__The exercise__.
Every line below that mentions the word "puxe" should be copied out.

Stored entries
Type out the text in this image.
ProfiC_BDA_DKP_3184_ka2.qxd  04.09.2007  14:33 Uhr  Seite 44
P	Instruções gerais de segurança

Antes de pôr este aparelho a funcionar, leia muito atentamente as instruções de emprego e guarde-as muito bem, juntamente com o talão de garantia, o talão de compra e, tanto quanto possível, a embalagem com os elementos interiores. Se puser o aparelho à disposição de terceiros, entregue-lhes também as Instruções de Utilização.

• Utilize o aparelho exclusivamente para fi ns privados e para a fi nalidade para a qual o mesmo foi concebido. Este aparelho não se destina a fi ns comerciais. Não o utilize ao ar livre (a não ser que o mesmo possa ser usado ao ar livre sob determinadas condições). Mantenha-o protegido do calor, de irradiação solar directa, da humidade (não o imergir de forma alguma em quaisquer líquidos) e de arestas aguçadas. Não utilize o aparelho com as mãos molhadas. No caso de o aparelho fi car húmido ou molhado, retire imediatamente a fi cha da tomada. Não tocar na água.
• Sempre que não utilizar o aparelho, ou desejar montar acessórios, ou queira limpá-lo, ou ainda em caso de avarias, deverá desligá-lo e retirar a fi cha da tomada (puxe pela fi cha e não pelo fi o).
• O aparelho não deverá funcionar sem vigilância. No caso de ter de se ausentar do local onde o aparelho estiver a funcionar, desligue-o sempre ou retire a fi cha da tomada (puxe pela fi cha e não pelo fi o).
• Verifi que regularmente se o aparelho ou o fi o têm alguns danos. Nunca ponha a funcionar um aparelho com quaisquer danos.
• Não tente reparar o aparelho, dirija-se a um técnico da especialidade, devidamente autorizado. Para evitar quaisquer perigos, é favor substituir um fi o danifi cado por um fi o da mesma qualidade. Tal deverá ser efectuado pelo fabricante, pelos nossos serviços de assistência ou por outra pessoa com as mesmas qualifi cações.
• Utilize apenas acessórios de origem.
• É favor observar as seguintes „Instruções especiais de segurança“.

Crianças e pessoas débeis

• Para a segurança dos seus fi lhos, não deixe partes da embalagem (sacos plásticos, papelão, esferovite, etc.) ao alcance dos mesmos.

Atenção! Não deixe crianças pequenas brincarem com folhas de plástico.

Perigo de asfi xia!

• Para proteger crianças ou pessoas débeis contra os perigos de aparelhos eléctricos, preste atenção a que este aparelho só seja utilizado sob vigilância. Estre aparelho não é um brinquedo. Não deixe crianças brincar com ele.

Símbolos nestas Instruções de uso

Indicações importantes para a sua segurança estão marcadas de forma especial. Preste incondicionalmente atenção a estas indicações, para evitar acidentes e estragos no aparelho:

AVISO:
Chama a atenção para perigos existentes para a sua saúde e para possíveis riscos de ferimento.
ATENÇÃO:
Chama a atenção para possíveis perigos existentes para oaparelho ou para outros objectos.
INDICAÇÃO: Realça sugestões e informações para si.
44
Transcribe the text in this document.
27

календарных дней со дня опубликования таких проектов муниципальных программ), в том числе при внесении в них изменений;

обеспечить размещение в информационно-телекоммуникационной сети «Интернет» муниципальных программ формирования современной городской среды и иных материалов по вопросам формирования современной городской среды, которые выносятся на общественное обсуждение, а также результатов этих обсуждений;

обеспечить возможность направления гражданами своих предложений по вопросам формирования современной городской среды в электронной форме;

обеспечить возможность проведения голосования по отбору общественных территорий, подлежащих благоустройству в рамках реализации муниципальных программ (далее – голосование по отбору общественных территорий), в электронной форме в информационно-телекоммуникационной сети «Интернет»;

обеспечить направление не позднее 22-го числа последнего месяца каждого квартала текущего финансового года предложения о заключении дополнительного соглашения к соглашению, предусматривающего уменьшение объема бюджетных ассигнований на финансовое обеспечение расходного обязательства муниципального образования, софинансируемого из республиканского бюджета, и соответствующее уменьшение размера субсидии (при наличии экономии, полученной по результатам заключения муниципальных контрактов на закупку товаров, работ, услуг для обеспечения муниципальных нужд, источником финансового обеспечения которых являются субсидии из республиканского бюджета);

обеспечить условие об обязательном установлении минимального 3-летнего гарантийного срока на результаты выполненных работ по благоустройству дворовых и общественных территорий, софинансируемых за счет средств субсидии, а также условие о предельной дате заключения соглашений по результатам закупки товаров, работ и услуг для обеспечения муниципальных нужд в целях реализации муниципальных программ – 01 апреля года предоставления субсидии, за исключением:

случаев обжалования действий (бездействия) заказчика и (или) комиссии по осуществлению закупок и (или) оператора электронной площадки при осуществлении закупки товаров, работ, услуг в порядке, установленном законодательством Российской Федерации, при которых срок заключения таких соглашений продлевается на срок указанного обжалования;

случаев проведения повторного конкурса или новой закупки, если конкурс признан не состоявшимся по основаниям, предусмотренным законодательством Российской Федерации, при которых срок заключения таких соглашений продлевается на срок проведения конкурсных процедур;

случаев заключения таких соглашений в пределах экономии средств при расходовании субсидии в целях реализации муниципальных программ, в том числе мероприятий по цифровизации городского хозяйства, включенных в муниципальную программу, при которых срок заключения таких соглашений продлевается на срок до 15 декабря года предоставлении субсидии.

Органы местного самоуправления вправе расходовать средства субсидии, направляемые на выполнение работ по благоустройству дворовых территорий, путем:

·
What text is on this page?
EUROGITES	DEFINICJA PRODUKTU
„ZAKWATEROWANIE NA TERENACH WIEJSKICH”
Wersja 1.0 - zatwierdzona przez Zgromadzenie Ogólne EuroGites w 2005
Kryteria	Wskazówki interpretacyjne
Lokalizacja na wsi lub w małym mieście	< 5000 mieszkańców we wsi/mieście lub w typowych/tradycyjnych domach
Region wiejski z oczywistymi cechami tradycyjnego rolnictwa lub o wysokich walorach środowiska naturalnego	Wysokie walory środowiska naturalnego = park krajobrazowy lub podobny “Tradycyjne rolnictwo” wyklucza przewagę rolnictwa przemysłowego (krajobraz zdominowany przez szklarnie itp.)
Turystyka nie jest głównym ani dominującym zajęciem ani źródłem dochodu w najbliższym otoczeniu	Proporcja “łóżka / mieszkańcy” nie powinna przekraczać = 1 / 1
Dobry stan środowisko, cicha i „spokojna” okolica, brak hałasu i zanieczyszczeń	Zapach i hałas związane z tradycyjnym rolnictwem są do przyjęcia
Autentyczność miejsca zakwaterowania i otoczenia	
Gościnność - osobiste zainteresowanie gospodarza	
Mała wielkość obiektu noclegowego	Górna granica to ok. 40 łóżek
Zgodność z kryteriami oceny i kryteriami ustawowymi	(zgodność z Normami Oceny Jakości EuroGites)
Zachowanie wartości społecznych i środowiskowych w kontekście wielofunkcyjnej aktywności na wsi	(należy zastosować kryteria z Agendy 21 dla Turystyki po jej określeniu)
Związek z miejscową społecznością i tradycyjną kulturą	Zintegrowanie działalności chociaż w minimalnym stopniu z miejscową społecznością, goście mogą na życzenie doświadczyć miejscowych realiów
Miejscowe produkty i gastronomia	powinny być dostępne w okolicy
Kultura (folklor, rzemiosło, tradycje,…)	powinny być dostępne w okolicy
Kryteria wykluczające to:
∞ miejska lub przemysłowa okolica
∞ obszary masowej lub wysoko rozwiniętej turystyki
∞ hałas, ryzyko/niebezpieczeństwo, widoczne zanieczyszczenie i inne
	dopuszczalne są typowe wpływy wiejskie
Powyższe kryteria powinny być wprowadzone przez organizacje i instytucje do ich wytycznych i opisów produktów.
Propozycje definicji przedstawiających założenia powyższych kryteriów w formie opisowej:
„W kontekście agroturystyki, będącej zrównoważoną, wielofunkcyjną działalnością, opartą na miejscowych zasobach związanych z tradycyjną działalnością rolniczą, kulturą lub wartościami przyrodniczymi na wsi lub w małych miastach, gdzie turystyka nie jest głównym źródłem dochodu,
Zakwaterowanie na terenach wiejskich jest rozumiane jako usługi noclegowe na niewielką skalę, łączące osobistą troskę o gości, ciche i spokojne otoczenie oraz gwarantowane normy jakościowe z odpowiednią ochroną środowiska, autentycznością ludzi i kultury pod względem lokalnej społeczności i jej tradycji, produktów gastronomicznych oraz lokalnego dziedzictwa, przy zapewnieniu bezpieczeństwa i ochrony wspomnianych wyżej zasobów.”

__Exercise output__.
• Sempre que não utilizar o aparelho, ou desejar montar acessórios, ou queira limpá-lo, ou ainda em caso de avarias, deverá desligá-lo e retirar a fi cha da tomada (puxe pela fi cha e não pelo fi o).
• O aparelho não deverá funcionar sem vigilância. No caso de ter de se ausentar do local onde o aparelho estiver a funcionar, desligue-o sempre ou retire a fi cha da tomada (puxe pela fi cha e não pelo fi o).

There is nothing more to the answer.